— WHAT TO PRODUCE —
Reproduce each item below character for character.

────────

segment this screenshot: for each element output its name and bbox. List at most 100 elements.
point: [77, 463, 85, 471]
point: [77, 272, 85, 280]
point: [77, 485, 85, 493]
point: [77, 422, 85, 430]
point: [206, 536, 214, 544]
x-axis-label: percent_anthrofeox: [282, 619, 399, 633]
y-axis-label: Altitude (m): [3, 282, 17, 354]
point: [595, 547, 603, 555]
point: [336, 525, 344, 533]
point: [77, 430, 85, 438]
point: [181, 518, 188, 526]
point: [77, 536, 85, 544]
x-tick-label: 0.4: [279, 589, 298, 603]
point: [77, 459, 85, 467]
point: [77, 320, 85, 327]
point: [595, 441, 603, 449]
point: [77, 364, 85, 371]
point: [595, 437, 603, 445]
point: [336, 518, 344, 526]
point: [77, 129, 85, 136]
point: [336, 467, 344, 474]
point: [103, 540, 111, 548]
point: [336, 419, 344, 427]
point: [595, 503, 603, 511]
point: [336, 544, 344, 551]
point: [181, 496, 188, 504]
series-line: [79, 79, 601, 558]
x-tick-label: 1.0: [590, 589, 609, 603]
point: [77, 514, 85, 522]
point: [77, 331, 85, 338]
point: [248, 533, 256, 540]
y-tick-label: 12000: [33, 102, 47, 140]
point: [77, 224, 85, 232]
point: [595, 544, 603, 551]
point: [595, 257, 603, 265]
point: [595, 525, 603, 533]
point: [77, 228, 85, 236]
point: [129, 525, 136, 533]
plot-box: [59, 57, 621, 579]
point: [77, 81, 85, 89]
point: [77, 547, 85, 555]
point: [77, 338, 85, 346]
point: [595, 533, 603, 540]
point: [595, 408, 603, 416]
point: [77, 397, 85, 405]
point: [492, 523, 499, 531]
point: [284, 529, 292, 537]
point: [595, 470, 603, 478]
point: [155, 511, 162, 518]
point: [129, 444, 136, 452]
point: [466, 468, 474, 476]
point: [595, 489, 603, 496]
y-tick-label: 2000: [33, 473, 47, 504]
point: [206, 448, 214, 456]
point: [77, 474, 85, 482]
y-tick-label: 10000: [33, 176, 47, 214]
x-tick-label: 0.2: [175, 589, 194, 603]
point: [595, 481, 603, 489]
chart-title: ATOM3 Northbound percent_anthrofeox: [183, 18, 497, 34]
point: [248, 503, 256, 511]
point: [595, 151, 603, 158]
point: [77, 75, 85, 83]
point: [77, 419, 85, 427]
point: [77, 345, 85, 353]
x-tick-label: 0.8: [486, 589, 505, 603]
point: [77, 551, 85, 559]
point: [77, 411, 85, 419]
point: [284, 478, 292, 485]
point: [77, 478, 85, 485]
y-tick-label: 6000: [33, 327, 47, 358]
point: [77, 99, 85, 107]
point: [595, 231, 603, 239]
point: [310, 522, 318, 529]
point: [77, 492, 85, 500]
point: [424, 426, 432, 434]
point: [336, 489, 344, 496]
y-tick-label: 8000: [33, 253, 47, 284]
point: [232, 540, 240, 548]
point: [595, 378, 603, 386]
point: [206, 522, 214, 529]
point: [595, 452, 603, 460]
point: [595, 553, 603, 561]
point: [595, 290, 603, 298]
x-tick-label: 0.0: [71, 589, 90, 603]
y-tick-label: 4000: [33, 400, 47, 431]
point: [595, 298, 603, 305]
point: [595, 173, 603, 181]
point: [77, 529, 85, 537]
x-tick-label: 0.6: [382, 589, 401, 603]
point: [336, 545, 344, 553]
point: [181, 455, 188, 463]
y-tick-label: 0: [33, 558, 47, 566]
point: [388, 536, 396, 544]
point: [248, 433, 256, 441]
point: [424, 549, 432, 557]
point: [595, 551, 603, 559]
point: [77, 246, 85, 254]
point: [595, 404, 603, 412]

────────

— ANSWER TO THE PROBLEM —
segment this screenshot: for each element output its name and bbox. List at most 100 elements.
point: [77, 463, 85, 471]
point: [77, 272, 85, 280]
point: [77, 485, 85, 493]
point: [77, 422, 85, 430]
point: [206, 536, 214, 544]
x-axis-label: percent_anthrofeox: [282, 619, 399, 633]
y-axis-label: Altitude (m): [3, 282, 17, 354]
point: [595, 547, 603, 555]
point: [336, 525, 344, 533]
point: [77, 430, 85, 438]
point: [181, 518, 188, 526]
point: [77, 536, 85, 544]
x-tick-label: 0.4: [279, 589, 298, 603]
point: [77, 459, 85, 467]
point: [77, 320, 85, 327]
point: [595, 441, 603, 449]
point: [77, 364, 85, 371]
point: [595, 437, 603, 445]
point: [336, 518, 344, 526]
point: [77, 129, 85, 136]
point: [336, 467, 344, 474]
point: [103, 540, 111, 548]
point: [336, 419, 344, 427]
point: [595, 503, 603, 511]
point: [336, 544, 344, 551]
point: [181, 496, 188, 504]
series-line: [79, 79, 601, 558]
x-tick-label: 1.0: [590, 589, 609, 603]
point: [77, 514, 85, 522]
point: [77, 331, 85, 338]
point: [248, 533, 256, 540]
y-tick-label: 12000: [33, 102, 47, 140]
point: [77, 224, 85, 232]
point: [595, 544, 603, 551]
point: [595, 257, 603, 265]
point: [595, 525, 603, 533]
point: [77, 228, 85, 236]
point: [129, 525, 136, 533]
plot-box: [59, 57, 621, 579]
point: [77, 81, 85, 89]
point: [77, 547, 85, 555]
point: [77, 338, 85, 346]
point: [595, 533, 603, 540]
point: [595, 408, 603, 416]
point: [77, 397, 85, 405]
point: [492, 523, 499, 531]
point: [284, 529, 292, 537]
point: [595, 470, 603, 478]
point: [155, 511, 162, 518]
point: [129, 444, 136, 452]
point: [466, 468, 474, 476]
point: [595, 489, 603, 496]
y-tick-label: 2000: [33, 473, 47, 504]
point: [206, 448, 214, 456]
point: [77, 474, 85, 482]
y-tick-label: 10000: [33, 176, 47, 214]
x-tick-label: 0.2: [175, 589, 194, 603]
point: [595, 481, 603, 489]
chart-title: ATOM3 Northbound percent_anthrofeox: [183, 18, 497, 34]
point: [248, 503, 256, 511]
point: [595, 151, 603, 158]
point: [77, 75, 85, 83]
point: [77, 419, 85, 427]
point: [77, 345, 85, 353]
x-tick-label: 0.8: [486, 589, 505, 603]
point: [77, 551, 85, 559]
point: [77, 411, 85, 419]
point: [284, 478, 292, 485]
point: [77, 478, 85, 485]
y-tick-label: 6000: [33, 327, 47, 358]
point: [77, 99, 85, 107]
point: [595, 231, 603, 239]
point: [310, 522, 318, 529]
point: [77, 492, 85, 500]
point: [424, 426, 432, 434]
point: [336, 489, 344, 496]
y-tick-label: 8000: [33, 253, 47, 284]
point: [232, 540, 240, 548]
point: [595, 378, 603, 386]
point: [206, 522, 214, 529]
point: [595, 452, 603, 460]
point: [595, 553, 603, 561]
point: [595, 290, 603, 298]
x-tick-label: 0.0: [71, 589, 90, 603]
y-tick-label: 4000: [33, 400, 47, 431]
point: [595, 298, 603, 305]
point: [595, 173, 603, 181]
point: [77, 529, 85, 537]
x-tick-label: 0.6: [382, 589, 401, 603]
point: [336, 545, 344, 553]
point: [181, 455, 188, 463]
y-tick-label: 0: [33, 558, 47, 566]
point: [388, 536, 396, 544]
point: [248, 433, 256, 441]
point: [424, 549, 432, 557]
point: [595, 551, 603, 559]
point: [77, 246, 85, 254]
point: [595, 404, 603, 412]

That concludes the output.